# WORK ORDER:
The answer must be every line of the records below that contains the word "FRCSC".

# DATASET RECORDS:
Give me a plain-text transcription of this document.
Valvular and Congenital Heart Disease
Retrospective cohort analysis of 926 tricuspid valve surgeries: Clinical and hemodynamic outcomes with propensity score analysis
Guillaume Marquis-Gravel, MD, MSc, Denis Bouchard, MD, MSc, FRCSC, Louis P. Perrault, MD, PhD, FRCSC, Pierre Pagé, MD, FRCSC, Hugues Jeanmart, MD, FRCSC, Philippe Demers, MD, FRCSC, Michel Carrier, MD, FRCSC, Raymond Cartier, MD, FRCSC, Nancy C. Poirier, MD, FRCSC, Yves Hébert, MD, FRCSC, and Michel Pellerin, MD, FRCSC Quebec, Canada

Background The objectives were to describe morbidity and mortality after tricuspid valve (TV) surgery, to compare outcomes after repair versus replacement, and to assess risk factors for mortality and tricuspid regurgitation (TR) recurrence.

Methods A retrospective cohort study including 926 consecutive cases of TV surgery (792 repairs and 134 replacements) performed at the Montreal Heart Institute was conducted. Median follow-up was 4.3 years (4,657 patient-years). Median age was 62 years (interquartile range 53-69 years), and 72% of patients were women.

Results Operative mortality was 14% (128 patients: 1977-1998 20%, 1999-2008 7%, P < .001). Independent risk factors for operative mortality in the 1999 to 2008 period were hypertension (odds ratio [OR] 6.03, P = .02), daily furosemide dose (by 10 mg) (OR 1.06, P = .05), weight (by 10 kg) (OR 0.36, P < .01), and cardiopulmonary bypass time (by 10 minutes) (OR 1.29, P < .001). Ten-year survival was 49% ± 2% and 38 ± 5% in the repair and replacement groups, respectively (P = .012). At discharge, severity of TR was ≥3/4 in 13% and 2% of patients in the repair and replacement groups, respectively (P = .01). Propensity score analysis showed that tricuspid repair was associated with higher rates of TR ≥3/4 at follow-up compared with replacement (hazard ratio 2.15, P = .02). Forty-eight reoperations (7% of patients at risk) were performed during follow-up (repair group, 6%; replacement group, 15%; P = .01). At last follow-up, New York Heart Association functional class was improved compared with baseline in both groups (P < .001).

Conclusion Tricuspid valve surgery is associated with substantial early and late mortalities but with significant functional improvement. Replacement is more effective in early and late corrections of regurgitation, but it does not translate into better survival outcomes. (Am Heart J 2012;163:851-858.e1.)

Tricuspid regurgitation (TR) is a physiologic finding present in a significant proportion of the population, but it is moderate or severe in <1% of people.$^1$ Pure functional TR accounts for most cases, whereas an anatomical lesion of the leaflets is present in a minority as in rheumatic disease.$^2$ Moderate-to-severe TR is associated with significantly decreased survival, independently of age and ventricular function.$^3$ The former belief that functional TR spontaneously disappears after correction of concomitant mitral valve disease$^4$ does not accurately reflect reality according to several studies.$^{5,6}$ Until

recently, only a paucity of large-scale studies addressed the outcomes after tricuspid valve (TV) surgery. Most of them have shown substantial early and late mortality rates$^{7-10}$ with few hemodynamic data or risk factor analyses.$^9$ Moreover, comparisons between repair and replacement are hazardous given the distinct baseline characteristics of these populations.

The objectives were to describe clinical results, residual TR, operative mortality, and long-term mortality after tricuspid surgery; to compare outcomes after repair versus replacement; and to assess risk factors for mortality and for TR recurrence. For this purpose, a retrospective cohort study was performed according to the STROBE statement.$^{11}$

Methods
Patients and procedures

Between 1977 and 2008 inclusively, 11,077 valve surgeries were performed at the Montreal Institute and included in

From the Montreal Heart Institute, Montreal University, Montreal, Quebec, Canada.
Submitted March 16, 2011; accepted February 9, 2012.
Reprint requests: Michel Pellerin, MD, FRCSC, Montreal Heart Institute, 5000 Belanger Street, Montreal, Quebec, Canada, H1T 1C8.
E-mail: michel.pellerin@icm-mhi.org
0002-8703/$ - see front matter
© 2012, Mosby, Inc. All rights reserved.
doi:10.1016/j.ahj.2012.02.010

# ANSWER SECTION:
Guillaume Marquis-Gravel, MD, MSc, Denis Bouchard, MD, MSc, FRCSC, Louis P. Perrault, MD, PhD, FRCSC, Pierre Pagé, MD, FRCSC, Hugues Jeanmart, MD, FRCSC, Philippe Demers, MD, FRCSC, Michel Carrier, MD, FRCSC, Raymond Cartier, MD, FRCSC, Nancy C. Poirier, MD, FRCSC, Yves Hébert, MD, FRCSC, and Michel Pellerin, MD, FRCSC Quebec, Canada
Reprint requests: Michel Pellerin, MD, FRCSC, Montreal Heart Institute, 5000 Belanger Street, Montreal, Quebec, Canada, H1T 1C8.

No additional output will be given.